§ **SET TASK**
Below is the data. Give it again, complete and exact.

§ **DATASET ENTRIES**
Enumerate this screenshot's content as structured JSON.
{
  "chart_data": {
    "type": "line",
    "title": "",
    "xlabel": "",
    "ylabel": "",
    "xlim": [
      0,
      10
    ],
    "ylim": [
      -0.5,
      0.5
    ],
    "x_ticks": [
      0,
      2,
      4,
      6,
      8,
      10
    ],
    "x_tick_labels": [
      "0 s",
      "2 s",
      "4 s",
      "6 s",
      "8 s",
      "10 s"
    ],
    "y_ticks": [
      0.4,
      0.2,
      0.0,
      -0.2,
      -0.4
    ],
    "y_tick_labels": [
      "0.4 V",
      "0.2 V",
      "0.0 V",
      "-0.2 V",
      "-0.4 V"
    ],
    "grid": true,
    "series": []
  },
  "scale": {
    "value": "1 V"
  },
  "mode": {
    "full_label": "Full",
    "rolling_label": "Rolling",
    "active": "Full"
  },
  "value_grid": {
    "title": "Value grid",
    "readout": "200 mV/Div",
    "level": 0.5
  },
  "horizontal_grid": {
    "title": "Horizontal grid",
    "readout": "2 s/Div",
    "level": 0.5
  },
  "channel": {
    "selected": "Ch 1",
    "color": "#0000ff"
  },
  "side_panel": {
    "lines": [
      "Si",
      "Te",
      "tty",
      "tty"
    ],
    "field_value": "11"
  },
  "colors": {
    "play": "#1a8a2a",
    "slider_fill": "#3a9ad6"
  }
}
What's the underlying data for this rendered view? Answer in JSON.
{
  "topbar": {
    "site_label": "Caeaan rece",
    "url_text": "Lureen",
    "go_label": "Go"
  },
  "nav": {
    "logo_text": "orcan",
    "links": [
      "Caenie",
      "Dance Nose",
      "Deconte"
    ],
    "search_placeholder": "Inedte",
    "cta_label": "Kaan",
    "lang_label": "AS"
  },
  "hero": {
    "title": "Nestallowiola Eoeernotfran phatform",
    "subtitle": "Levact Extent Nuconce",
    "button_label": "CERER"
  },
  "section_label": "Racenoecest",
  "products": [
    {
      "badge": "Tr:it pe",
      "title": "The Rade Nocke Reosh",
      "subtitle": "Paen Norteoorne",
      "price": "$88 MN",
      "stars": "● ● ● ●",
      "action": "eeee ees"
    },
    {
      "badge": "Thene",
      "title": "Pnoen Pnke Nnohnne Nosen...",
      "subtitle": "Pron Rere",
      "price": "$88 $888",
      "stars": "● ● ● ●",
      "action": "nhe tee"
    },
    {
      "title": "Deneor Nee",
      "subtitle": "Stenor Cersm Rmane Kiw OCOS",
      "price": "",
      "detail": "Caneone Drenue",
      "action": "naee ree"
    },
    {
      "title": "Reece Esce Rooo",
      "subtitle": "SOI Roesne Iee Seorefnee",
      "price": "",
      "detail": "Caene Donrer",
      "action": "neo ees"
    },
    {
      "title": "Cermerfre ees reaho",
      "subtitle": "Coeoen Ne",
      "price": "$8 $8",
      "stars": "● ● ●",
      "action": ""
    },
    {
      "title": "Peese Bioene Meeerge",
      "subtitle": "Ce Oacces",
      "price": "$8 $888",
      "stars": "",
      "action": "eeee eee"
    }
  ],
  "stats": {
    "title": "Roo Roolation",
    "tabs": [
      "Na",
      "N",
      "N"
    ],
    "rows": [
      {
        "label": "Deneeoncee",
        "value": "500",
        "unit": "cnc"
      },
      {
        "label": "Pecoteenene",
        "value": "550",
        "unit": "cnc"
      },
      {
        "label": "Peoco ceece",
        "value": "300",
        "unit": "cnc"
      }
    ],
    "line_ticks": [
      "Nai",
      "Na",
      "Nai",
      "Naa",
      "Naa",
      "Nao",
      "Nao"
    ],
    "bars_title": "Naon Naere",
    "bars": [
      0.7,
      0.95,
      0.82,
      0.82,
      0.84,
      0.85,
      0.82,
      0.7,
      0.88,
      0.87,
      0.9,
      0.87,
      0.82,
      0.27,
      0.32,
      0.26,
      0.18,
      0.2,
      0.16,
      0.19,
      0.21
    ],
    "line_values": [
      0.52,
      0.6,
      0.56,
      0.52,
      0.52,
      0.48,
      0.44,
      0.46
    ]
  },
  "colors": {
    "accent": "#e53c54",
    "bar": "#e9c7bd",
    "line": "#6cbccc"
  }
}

§ **CORRECT OUTPUT**
Enumerate this screenshot's content as structured JSON.
{
  "chart_data": {
    "type": "line",
    "title": "",
    "xlabel": "",
    "ylabel": "",
    "xlim": [
      0,
      10
    ],
    "ylim": [
      -0.5,
      0.5
    ],
    "x_ticks": [
      0,
      2,
      4,
      6,
      8,
      10
    ],
    "x_tick_labels": [
      "0 s",
      "2 s",
      "4 s",
      "6 s",
      "8 s",
      "10 s"
    ],
    "y_ticks": [
      0.4,
      0.2,
      0.0,
      -0.2,
      -0.4
    ],
    "y_tick_labels": [
      "0.4 V",
      "0.2 V",
      "0.0 V",
      "-0.2 V",
      "-0.4 V"
    ],
    "grid": true,
    "series": []
  },
  "scale": {
    "value": "1 V"
  },
  "mode": {
    "full_label": "Full",
    "rolling_label": "Rolling",
    "active": "Full"
  },
  "value_grid": {
    "title": "Value grid",
    "readout": "200 mV/Div",
    "level": 0.5
  },
  "horizontal_grid": {
    "title": "Horizontal grid",
    "readout": "2 s/Div",
    "level": 0.5
  },
  "channel": {
    "selected": "Ch 1",
    "color": "#0000ff"
  },
  "side_panel": {
    "lines": [
      "Si",
      "Te",
      "tty",
      "tty"
    ],
    "field_value": "11"
  },
  "colors": {
    "play": "#1a8a2a",
    "slider_fill": "#3a9ad6"
  }
}
What's the underlying data for this rendered view? Answer in JSON.
{
  "topbar": {
    "site_label": "Caeaan rece",
    "url_text": "Lureen",
    "go_label": "Go"
  },
  "nav": {
    "logo_text": "orcan",
    "links": [
      "Caenie",
      "Dance Nose",
      "Deconte"
    ],
    "search_placeholder": "Inedte",
    "cta_label": "Kaan",
    "lang_label": "AS"
  },
  "hero": {
    "title": "Nestallowiola Eoeernotfran phatform",
    "subtitle": "Levact Extent Nuconce",
    "button_label": "CERER"
  },
  "section_label": "Racenoecest",
  "products": [
    {
      "badge": "Tr:it pe",
      "title": "The Rade Nocke Reosh",
      "subtitle": "Paen Norteoorne",
      "price": "$88 MN",
      "stars": "● ● ● ●",
      "action": "eeee ees"
    },
    {
      "badge": "Thene",
      "title": "Pnoen Pnke Nnohnne Nosen...",
      "subtitle": "Pron Rere",
      "price": "$88 $888",
      "stars": "● ● ● ●",
      "action": "nhe tee"
    },
    {
      "title": "Deneor Nee",
      "subtitle": "Stenor Cersm Rmane Kiw OCOS",
      "price": "",
      "detail": "Caneone Drenue",
      "action": "naee ree"
    },
    {
      "title": "Reece Esce Rooo",
      "subtitle": "SOI Roesne Iee Seorefnee",
      "price": "",
      "detail": "Caene Donrer",
      "action": "neo ees"
    },
    {
      "title": "Cermerfre ees reaho",
      "subtitle": "Coeoen Ne",
      "price": "$8 $8",
      "stars": "● ● ●",
      "action": ""
    },
    {
      "title": "Peese Bioene Meeerge",
      "subtitle": "Ce Oacces",
      "price": "$8 $888",
      "stars": "",
      "action": "eeee eee"
    }
  ],
  "stats": {
    "title": "Roo Roolation",
    "tabs": [
      "Na",
      "N",
      "N"
    ],
    "rows": [
      {
        "label": "Deneeoncee",
        "value": "500",
        "unit": "cnc"
      },
      {
        "label": "Pecoteenene",
        "value": "550",
        "unit": "cnc"
      },
      {
        "label": "Peoco ceece",
        "value": "300",
        "unit": "cnc"
      }
    ],
    "line_ticks": [
      "Nai",
      "Na",
      "Nai",
      "Naa",
      "Naa",
      "Nao",
      "Nao"
    ],
    "bars_title": "Naon Naere",
    "bars": [
      0.7,
      0.95,
      0.82,
      0.82,
      0.84,
      0.85,
      0.82,
      0.7,
      0.88,
      0.87,
      0.9,
      0.87,
      0.82,
      0.27,
      0.32,
      0.26,
      0.18,
      0.2,
      0.16,
      0.19,
      0.21
    ],
    "line_values": [
      0.52,
      0.6,
      0.56,
      0.52,
      0.52,
      0.48,
      0.44,
      0.46
    ]
  },
  "colors": {
    "accent": "#e53c54",
    "bar": "#e9c7bd",
    "line": "#6cbccc"
  }
}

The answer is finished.